Dataset items
------------------------------------------------------------------------

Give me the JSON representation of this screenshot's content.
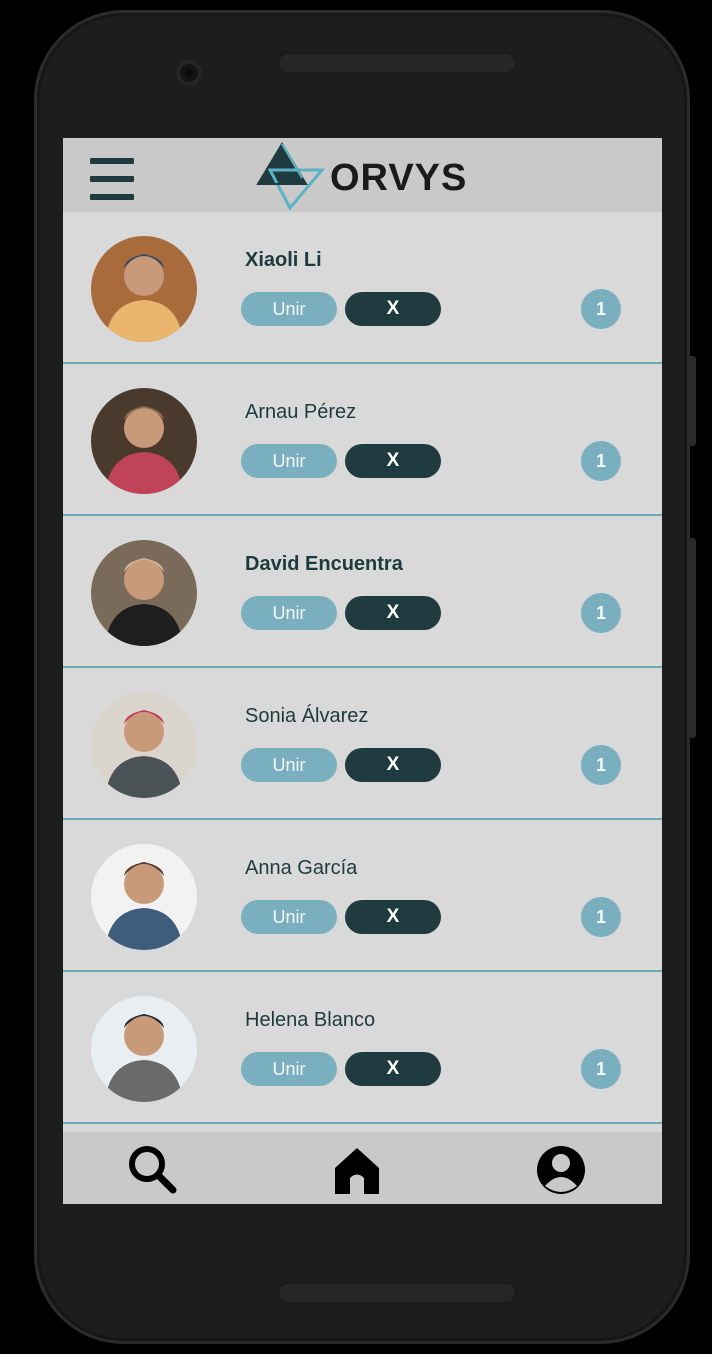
{
  "app": {
    "brand": "ORVYS"
  },
  "header": {
    "menu_icon": "hamburger-menu-icon",
    "logo_icon": "orvys-triangle-logo"
  },
  "contacts": [
    {
      "name": "Xiaoli Li",
      "bold": true,
      "join_label": "Unir",
      "dismiss_label": "X",
      "badge": "1",
      "avatar_colors": [
        "#a86b3c",
        "#e9b56f",
        "#3c4b5e"
      ]
    },
    {
      "name": "Arnau Pérez",
      "bold": false,
      "join_label": "Unir",
      "dismiss_label": "X",
      "badge": "1",
      "avatar_colors": [
        "#4a3a2e",
        "#c0435a",
        "#8b6a4f"
      ]
    },
    {
      "name": "David Encuentra",
      "bold": true,
      "join_label": "Unir",
      "dismiss_label": "X",
      "badge": "1",
      "avatar_colors": [
        "#7a6a5a",
        "#1e1e1e",
        "#c9b59a"
      ]
    },
    {
      "name": "Sonia Álvarez",
      "bold": false,
      "join_label": "Unir",
      "dismiss_label": "X",
      "badge": "1",
      "avatar_colors": [
        "#d9d4cc",
        "#4b5357",
        "#c2405a"
      ]
    },
    {
      "name": "Anna García",
      "bold": false,
      "join_label": "Unir",
      "dismiss_label": "X",
      "badge": "1",
      "avatar_colors": [
        "#f2f2f2",
        "#3e5d7c",
        "#5a3a2a"
      ]
    },
    {
      "name": "Helena Blanco",
      "bold": false,
      "join_label": "Unir",
      "dismiss_label": "X",
      "badge": "1",
      "avatar_colors": [
        "#e9eef2",
        "#6a6a6a",
        "#2a2a2a"
      ]
    }
  ],
  "bottom_nav": {
    "items": [
      {
        "icon": "search-icon"
      },
      {
        "icon": "home-icon"
      },
      {
        "icon": "profile-icon"
      }
    ]
  },
  "colors": {
    "accent": "#7aafbf",
    "dark": "#1f3b3f",
    "background": "#d9d9d9",
    "bar": "#c9c9c9",
    "divider": "#6fa8b6"
  }
}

------------------------------------------------------------------------

CHALLENGE => Print all entries exactly. The images do not belong in the copy.

EXERCISE ANSWER =>
Give me the JSON representation of this screenshot's content.
{
  "app": {
    "brand": "ORVYS"
  },
  "header": {
    "menu_icon": "hamburger-menu-icon",
    "logo_icon": "orvys-triangle-logo"
  },
  "contacts": [
    {
      "name": "Xiaoli Li",
      "bold": true,
      "join_label": "Unir",
      "dismiss_label": "X",
      "badge": "1",
      "avatar_colors": [
        "#a86b3c",
        "#e9b56f",
        "#3c4b5e"
      ]
    },
    {
      "name": "Arnau Pérez",
      "bold": false,
      "join_label": "Unir",
      "dismiss_label": "X",
      "badge": "1",
      "avatar_colors": [
        "#4a3a2e",
        "#c0435a",
        "#8b6a4f"
      ]
    },
    {
      "name": "David Encuentra",
      "bold": true,
      "join_label": "Unir",
      "dismiss_label": "X",
      "badge": "1",
      "avatar_colors": [
        "#7a6a5a",
        "#1e1e1e",
        "#c9b59a"
      ]
    },
    {
      "name": "Sonia Álvarez",
      "bold": false,
      "join_label": "Unir",
      "dismiss_label": "X",
      "badge": "1",
      "avatar_colors": [
        "#d9d4cc",
        "#4b5357",
        "#c2405a"
      ]
    },
    {
      "name": "Anna García",
      "bold": false,
      "join_label": "Unir",
      "dismiss_label": "X",
      "badge": "1",
      "avatar_colors": [
        "#f2f2f2",
        "#3e5d7c",
        "#5a3a2a"
      ]
    },
    {
      "name": "Helena Blanco",
      "bold": false,
      "join_label": "Unir",
      "dismiss_label": "X",
      "badge": "1",
      "avatar_colors": [
        "#e9eef2",
        "#6a6a6a",
        "#2a2a2a"
      ]
    }
  ],
  "bottom_nav": {
    "items": [
      {
        "icon": "search-icon"
      },
      {
        "icon": "home-icon"
      },
      {
        "icon": "profile-icon"
      }
    ]
  },
  "colors": {
    "accent": "#7aafbf",
    "dark": "#1f3b3f",
    "background": "#d9d9d9",
    "bar": "#c9c9c9",
    "divider": "#6fa8b6"
  }
}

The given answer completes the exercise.